What you have to do
Every line of the records below should be restated exactly.

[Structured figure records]
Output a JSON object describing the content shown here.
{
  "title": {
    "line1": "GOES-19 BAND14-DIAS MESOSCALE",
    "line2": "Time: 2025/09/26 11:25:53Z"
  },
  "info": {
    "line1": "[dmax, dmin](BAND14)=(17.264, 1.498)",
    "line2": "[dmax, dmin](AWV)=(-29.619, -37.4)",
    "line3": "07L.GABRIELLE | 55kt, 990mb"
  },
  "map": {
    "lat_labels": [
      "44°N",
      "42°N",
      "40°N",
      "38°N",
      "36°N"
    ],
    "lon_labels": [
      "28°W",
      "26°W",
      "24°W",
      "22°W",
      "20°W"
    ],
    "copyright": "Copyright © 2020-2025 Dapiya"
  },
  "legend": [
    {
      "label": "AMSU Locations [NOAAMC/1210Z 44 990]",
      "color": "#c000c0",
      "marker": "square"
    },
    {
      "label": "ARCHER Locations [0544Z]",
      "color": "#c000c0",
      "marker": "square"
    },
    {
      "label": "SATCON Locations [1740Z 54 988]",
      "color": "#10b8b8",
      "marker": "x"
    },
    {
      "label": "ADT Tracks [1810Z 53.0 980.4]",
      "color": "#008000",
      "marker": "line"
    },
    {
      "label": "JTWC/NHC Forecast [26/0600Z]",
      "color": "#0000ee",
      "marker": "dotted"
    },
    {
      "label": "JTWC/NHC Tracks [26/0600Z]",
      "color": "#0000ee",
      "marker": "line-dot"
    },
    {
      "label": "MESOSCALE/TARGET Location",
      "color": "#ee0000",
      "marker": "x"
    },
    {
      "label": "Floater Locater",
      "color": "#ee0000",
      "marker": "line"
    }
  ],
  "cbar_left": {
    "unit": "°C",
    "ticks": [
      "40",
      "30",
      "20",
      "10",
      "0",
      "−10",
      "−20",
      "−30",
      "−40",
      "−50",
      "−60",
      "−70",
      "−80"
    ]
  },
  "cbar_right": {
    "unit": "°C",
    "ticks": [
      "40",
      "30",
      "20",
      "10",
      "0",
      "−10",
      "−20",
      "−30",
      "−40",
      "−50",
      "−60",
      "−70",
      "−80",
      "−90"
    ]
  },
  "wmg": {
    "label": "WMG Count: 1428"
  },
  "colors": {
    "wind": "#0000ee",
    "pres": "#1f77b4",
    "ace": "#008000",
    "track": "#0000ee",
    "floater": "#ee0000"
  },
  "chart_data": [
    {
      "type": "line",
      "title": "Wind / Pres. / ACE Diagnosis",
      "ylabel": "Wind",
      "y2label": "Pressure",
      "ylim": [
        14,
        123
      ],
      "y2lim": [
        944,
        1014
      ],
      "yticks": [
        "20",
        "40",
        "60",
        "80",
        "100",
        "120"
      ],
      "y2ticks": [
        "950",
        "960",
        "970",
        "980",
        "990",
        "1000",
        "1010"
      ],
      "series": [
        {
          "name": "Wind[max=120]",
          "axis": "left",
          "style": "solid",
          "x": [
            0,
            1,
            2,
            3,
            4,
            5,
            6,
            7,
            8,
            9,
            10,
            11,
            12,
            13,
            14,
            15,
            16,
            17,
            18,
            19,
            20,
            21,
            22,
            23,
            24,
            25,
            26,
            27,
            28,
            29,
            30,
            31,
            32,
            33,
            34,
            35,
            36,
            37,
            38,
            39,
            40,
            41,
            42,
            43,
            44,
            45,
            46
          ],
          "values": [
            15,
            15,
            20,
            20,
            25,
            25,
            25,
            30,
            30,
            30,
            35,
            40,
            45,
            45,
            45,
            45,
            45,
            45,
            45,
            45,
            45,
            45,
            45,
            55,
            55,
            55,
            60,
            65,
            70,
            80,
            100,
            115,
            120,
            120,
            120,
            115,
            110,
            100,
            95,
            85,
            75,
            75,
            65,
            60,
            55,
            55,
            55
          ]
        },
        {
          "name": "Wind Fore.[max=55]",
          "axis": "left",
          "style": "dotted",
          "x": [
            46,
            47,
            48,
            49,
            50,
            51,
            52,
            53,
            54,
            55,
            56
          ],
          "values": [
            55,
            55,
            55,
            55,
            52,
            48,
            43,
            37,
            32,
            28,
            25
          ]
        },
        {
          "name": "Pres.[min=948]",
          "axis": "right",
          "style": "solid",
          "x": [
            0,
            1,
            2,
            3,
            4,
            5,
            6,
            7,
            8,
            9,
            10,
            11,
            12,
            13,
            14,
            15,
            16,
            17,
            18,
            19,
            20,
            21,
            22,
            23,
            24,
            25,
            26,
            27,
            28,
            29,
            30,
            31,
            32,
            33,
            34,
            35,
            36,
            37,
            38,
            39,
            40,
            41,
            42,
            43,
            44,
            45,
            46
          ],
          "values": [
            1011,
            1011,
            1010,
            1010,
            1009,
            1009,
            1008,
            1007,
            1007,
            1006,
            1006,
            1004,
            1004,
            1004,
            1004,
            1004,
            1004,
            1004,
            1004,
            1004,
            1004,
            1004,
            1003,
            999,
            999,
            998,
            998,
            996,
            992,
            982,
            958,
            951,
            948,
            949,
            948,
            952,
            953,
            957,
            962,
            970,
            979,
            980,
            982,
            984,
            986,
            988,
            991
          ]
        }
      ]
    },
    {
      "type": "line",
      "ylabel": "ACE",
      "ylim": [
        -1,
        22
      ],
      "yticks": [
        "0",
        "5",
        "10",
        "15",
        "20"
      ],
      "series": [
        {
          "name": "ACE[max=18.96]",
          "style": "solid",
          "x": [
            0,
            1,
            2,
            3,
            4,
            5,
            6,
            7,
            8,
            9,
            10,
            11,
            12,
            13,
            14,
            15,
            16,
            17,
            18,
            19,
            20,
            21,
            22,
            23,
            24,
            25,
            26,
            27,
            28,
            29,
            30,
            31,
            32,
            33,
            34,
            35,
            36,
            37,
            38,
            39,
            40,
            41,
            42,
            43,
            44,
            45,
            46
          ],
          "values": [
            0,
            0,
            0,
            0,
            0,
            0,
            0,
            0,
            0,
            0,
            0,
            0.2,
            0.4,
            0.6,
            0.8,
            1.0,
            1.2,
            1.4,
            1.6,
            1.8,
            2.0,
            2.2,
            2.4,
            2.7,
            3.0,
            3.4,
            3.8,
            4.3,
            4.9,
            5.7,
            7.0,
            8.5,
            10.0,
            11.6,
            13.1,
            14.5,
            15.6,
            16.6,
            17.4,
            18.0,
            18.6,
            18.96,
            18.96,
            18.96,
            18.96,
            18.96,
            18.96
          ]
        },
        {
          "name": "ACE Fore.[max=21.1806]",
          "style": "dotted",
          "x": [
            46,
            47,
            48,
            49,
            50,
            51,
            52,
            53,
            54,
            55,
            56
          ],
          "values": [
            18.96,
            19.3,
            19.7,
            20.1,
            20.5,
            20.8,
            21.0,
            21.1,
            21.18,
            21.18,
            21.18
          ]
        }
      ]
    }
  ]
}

Written solution
Output a JSON object describing the content shown here.
{
  "title": {
    "line1": "GOES-19 BAND14-DIAS MESOSCALE",
    "line2": "Time: 2025/09/26 11:25:53Z"
  },
  "info": {
    "line1": "[dmax, dmin](BAND14)=(17.264, 1.498)",
    "line2": "[dmax, dmin](AWV)=(-29.619, -37.4)",
    "line3": "07L.GABRIELLE | 55kt, 990mb"
  },
  "map": {
    "lat_labels": [
      "44°N",
      "42°N",
      "40°N",
      "38°N",
      "36°N"
    ],
    "lon_labels": [
      "28°W",
      "26°W",
      "24°W",
      "22°W",
      "20°W"
    ],
    "copyright": "Copyright © 2020-2025 Dapiya"
  },
  "legend": [
    {
      "label": "AMSU Locations [NOAAMC/1210Z 44 990]",
      "color": "#c000c0",
      "marker": "square"
    },
    {
      "label": "ARCHER Locations [0544Z]",
      "color": "#c000c0",
      "marker": "square"
    },
    {
      "label": "SATCON Locations [1740Z 54 988]",
      "color": "#10b8b8",
      "marker": "x"
    },
    {
      "label": "ADT Tracks [1810Z 53.0 980.4]",
      "color": "#008000",
      "marker": "line"
    },
    {
      "label": "JTWC/NHC Forecast [26/0600Z]",
      "color": "#0000ee",
      "marker": "dotted"
    },
    {
      "label": "JTWC/NHC Tracks [26/0600Z]",
      "color": "#0000ee",
      "marker": "line-dot"
    },
    {
      "label": "MESOSCALE/TARGET Location",
      "color": "#ee0000",
      "marker": "x"
    },
    {
      "label": "Floater Locater",
      "color": "#ee0000",
      "marker": "line"
    }
  ],
  "cbar_left": {
    "unit": "°C",
    "ticks": [
      "40",
      "30",
      "20",
      "10",
      "0",
      "−10",
      "−20",
      "−30",
      "−40",
      "−50",
      "−60",
      "−70",
      "−80"
    ]
  },
  "cbar_right": {
    "unit": "°C",
    "ticks": [
      "40",
      "30",
      "20",
      "10",
      "0",
      "−10",
      "−20",
      "−30",
      "−40",
      "−50",
      "−60",
      "−70",
      "−80",
      "−90"
    ]
  },
  "wmg": {
    "label": "WMG Count: 1428"
  },
  "colors": {
    "wind": "#0000ee",
    "pres": "#1f77b4",
    "ace": "#008000",
    "track": "#0000ee",
    "floater": "#ee0000"
  },
  "chart_data": [
    {
      "type": "line",
      "title": "Wind / Pres. / ACE Diagnosis",
      "ylabel": "Wind",
      "y2label": "Pressure",
      "ylim": [
        14,
        123
      ],
      "y2lim": [
        944,
        1014
      ],
      "yticks": [
        "20",
        "40",
        "60",
        "80",
        "100",
        "120"
      ],
      "y2ticks": [
        "950",
        "960",
        "970",
        "980",
        "990",
        "1000",
        "1010"
      ],
      "series": [
        {
          "name": "Wind[max=120]",
          "axis": "left",
          "style": "solid",
          "x": [
            0,
            1,
            2,
            3,
            4,
            5,
            6,
            7,
            8,
            9,
            10,
            11,
            12,
            13,
            14,
            15,
            16,
            17,
            18,
            19,
            20,
            21,
            22,
            23,
            24,
            25,
            26,
            27,
            28,
            29,
            30,
            31,
            32,
            33,
            34,
            35,
            36,
            37,
            38,
            39,
            40,
            41,
            42,
            43,
            44,
            45,
            46
          ],
          "values": [
            15,
            15,
            20,
            20,
            25,
            25,
            25,
            30,
            30,
            30,
            35,
            40,
            45,
            45,
            45,
            45,
            45,
            45,
            45,
            45,
            45,
            45,
            45,
            55,
            55,
            55,
            60,
            65,
            70,
            80,
            100,
            115,
            120,
            120,
            120,
            115,
            110,
            100,
            95,
            85,
            75,
            75,
            65,
            60,
            55,
            55,
            55
          ]
        },
        {
          "name": "Wind Fore.[max=55]",
          "axis": "left",
          "style": "dotted",
          "x": [
            46,
            47,
            48,
            49,
            50,
            51,
            52,
            53,
            54,
            55,
            56
          ],
          "values": [
            55,
            55,
            55,
            55,
            52,
            48,
            43,
            37,
            32,
            28,
            25
          ]
        },
        {
          "name": "Pres.[min=948]",
          "axis": "right",
          "style": "solid",
          "x": [
            0,
            1,
            2,
            3,
            4,
            5,
            6,
            7,
            8,
            9,
            10,
            11,
            12,
            13,
            14,
            15,
            16,
            17,
            18,
            19,
            20,
            21,
            22,
            23,
            24,
            25,
            26,
            27,
            28,
            29,
            30,
            31,
            32,
            33,
            34,
            35,
            36,
            37,
            38,
            39,
            40,
            41,
            42,
            43,
            44,
            45,
            46
          ],
          "values": [
            1011,
            1011,
            1010,
            1010,
            1009,
            1009,
            1008,
            1007,
            1007,
            1006,
            1006,
            1004,
            1004,
            1004,
            1004,
            1004,
            1004,
            1004,
            1004,
            1004,
            1004,
            1004,
            1003,
            999,
            999,
            998,
            998,
            996,
            992,
            982,
            958,
            951,
            948,
            949,
            948,
            952,
            953,
            957,
            962,
            970,
            979,
            980,
            982,
            984,
            986,
            988,
            991
          ]
        }
      ]
    },
    {
      "type": "line",
      "ylabel": "ACE",
      "ylim": [
        -1,
        22
      ],
      "yticks": [
        "0",
        "5",
        "10",
        "15",
        "20"
      ],
      "series": [
        {
          "name": "ACE[max=18.96]",
          "style": "solid",
          "x": [
            0,
            1,
            2,
            3,
            4,
            5,
            6,
            7,
            8,
            9,
            10,
            11,
            12,
            13,
            14,
            15,
            16,
            17,
            18,
            19,
            20,
            21,
            22,
            23,
            24,
            25,
            26,
            27,
            28,
            29,
            30,
            31,
            32,
            33,
            34,
            35,
            36,
            37,
            38,
            39,
            40,
            41,
            42,
            43,
            44,
            45,
            46
          ],
          "values": [
            0,
            0,
            0,
            0,
            0,
            0,
            0,
            0,
            0,
            0,
            0,
            0.2,
            0.4,
            0.6,
            0.8,
            1.0,
            1.2,
            1.4,
            1.6,
            1.8,
            2.0,
            2.2,
            2.4,
            2.7,
            3.0,
            3.4,
            3.8,
            4.3,
            4.9,
            5.7,
            7.0,
            8.5,
            10.0,
            11.6,
            13.1,
            14.5,
            15.6,
            16.6,
            17.4,
            18.0,
            18.6,
            18.96,
            18.96,
            18.96,
            18.96,
            18.96,
            18.96
          ]
        },
        {
          "name": "ACE Fore.[max=21.1806]",
          "style": "dotted",
          "x": [
            46,
            47,
            48,
            49,
            50,
            51,
            52,
            53,
            54,
            55,
            56
          ],
          "values": [
            18.96,
            19.3,
            19.7,
            20.1,
            20.5,
            20.8,
            21.0,
            21.1,
            21.18,
            21.18,
            21.18
          ]
        }
      ]
    }
  ]
}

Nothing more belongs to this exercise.